▶ _WORK TO COMPLETE_:
Pick up the text on data science in business decisions after its last sentence and keep writing it.

In its broader sense, data science can be seen as the application of scientific techniques and mathematics to making business decisions. This work can be broken into three major areas:

  • Gathering: Simply collecting the information from disparate computer systems can be a challenge in itself. The data is often in different formats and it may contain spurious or incomplete records. When the data is cleaned and standardized, it must be stored so the data science algorithms can be used again and again into the future. 
  • Analyzing: Looking for patterns, and understanding how the demands upon each stage of the enterprise are changing, requires a mixture of statistical analysis and artificial intelligence.
  • Reporting: Reports can summarize activity, flag anomalous behavior and predict trends and opportunities. Tables, charts, visualizations and animated summaries can tell a story and guide decision-makers.  

Just as data science is sometimes used in this broader sense, “business intelligence” (BI) and “data analytics” may likewise be more generally applied. Depending on the history, scale and focus of an enterprise’s data department, the department itself, its function and/or its key staffers may be more broadly tasked and/or so titled. 

However, these terms have different origins and are also most often applied to more narrow functions today.

What is the function of data science in a larger data department? 

Teams of developers, or software engineers, combine with data scientists and data analysts to create tools and solutions designed to optimize collecting data from a wide variety of sources, integrate this data, analyze it and then deliver reports or dashboards for everyone to use to make decisions.

▶ _RECORDS PROVIDED_:
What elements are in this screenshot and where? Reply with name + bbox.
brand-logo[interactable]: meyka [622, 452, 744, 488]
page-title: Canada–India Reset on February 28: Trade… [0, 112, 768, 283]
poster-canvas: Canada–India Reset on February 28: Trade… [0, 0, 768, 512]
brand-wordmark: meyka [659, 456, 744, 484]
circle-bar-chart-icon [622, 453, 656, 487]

▶ _RESULT FOR THIS EXERCISE_:
Many of these approaches and tools have been given names. Some of the most common are the following: 

  • Data warehouse: In a data warehouse the information is stored in a collection of well-ordered tables and structures, often in relational databases. The data is usually well-filtered and sometimes already analyzed. In industries with questions about legal compliance, the data is already checked for anomalies and issues for investigation. 
  • Data lake: In a data lake the idea is to gather the information in a central repository, similar to a data warehouse and, indeed, the differences aren’t always clear. In general, data lakes have more raw data that is less filtered or processed. If questions appear, the data is readily available to be examined, but often this work isn’t done unless there’s a demand for the answers. 
  • Data store: Data stores tend to be simpler systems that offer more transitory and temporary collections. An example might be all of the data collected by a factory on one day or week. The data is often processed and sent to a lake or warehouse. 
  • Data mart: Data marts can offer either internal or external users highly processed data collections for immediate consumption. Inside companies, they may hold official reports that have been checked and certified. Some companies also offer external marts that sell data collections or offer them for free.
  • Predictive analytics: Some use this term to emphasize how data science can help plan for the future with predictions based upon past data. 
  • Customer data platform: Some tools are focused on tracking customers to aid in marketing. These often integrate with third-party data sources to build better models of individuals so that marketing efforts can be customized for them.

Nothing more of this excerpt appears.